Task instructions — Gather up every line from the entries below that uses the word "fish".

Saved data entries
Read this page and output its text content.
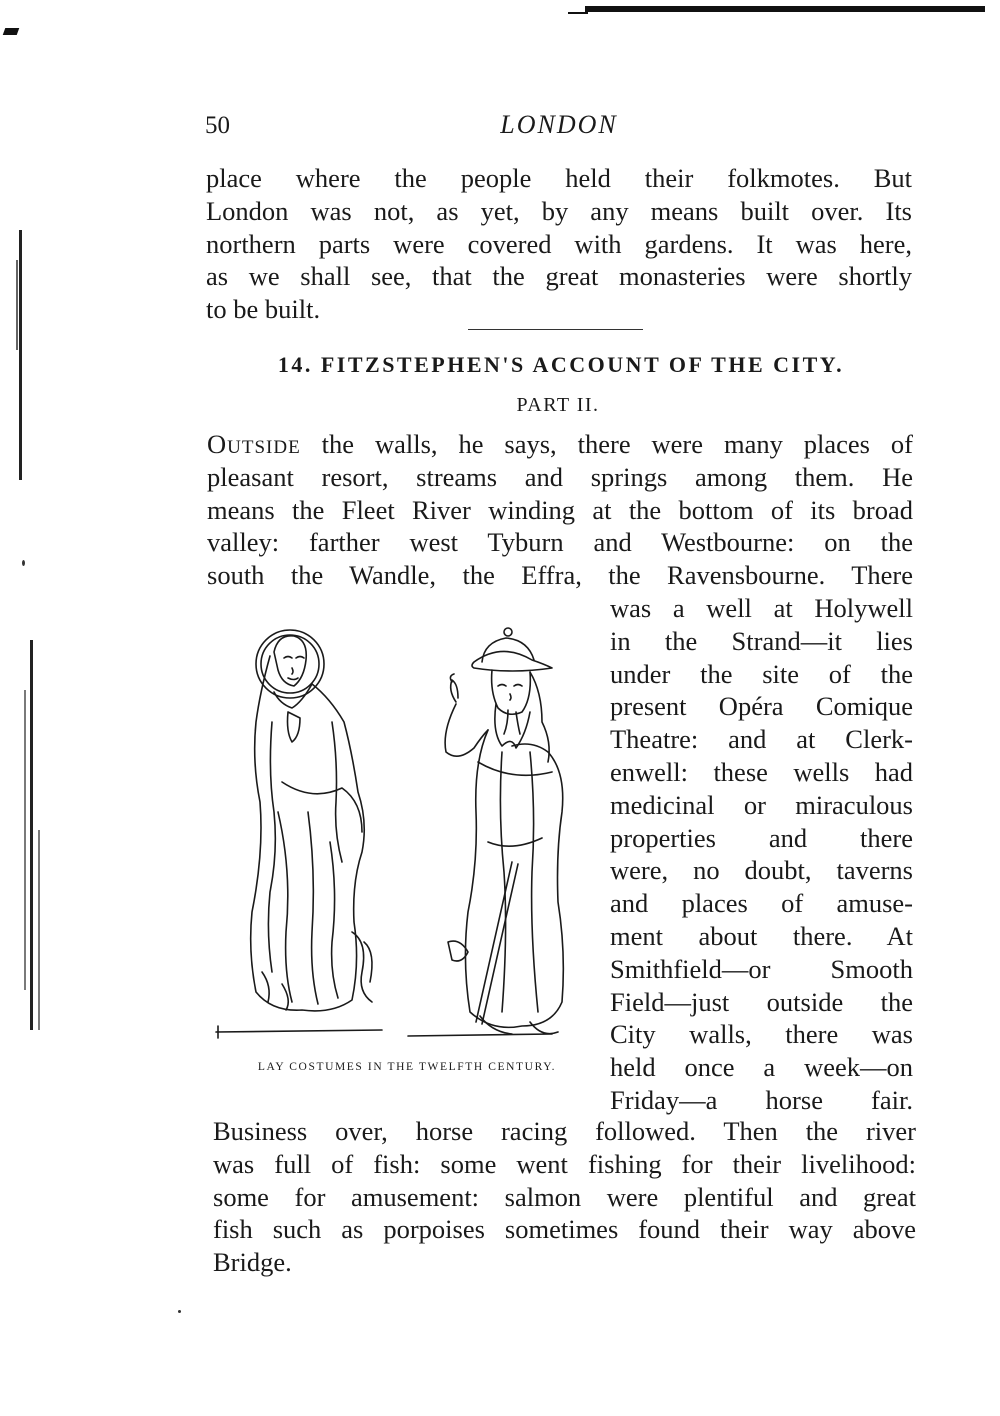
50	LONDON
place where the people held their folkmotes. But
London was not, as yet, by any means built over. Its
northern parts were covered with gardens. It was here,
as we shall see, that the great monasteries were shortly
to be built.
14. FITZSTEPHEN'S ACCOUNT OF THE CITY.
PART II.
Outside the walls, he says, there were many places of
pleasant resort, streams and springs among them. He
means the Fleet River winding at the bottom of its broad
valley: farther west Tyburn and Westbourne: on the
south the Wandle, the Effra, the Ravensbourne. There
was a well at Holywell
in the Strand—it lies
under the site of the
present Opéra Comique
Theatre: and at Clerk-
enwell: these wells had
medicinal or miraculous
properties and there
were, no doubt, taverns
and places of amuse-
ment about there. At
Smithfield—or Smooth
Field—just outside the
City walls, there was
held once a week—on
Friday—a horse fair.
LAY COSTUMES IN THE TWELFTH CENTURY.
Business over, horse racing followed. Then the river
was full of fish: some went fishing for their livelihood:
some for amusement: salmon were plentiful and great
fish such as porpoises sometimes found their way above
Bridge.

* * *

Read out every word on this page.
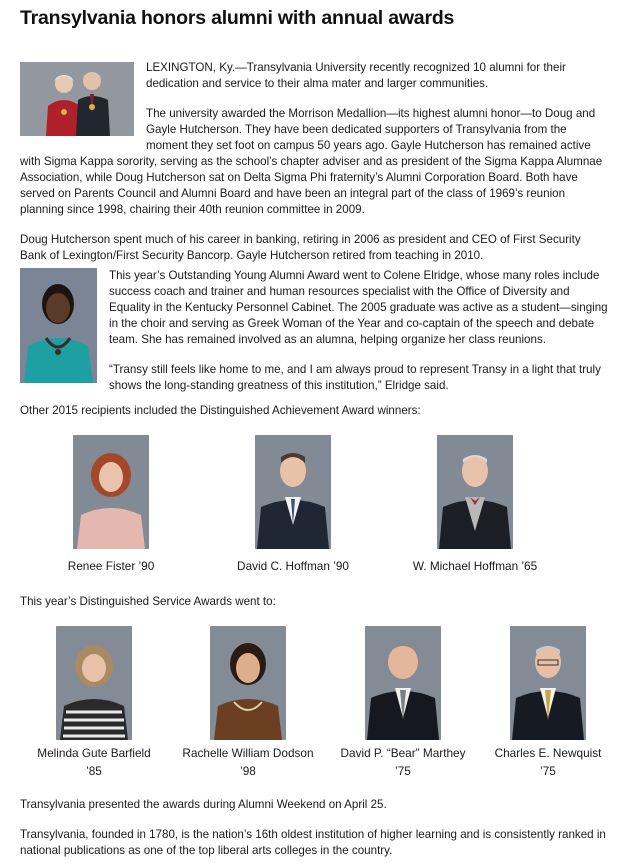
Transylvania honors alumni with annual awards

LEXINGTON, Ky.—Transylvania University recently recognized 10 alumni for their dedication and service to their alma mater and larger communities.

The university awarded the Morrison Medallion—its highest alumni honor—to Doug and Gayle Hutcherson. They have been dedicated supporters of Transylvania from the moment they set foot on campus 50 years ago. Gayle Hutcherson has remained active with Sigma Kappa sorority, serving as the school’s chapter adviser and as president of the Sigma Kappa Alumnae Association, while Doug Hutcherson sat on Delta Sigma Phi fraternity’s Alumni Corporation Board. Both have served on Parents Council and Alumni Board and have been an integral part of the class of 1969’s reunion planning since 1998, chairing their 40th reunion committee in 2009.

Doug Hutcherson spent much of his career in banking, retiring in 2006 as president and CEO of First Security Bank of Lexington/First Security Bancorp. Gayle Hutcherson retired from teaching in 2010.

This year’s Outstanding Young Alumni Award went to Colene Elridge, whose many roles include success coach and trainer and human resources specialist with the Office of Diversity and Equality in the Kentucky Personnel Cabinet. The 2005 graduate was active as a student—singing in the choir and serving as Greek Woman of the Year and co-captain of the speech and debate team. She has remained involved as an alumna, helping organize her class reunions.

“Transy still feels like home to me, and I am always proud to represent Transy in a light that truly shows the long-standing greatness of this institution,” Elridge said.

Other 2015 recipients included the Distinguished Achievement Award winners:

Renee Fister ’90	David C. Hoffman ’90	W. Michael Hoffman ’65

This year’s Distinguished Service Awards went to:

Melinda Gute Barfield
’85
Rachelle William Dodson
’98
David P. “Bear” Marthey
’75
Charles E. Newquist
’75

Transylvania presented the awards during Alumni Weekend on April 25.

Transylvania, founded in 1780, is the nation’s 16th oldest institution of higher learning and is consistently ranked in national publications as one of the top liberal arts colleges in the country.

Written solution —
was full of fish: some went fishing for their livelihood:
fish such as porpoises sometimes found their way above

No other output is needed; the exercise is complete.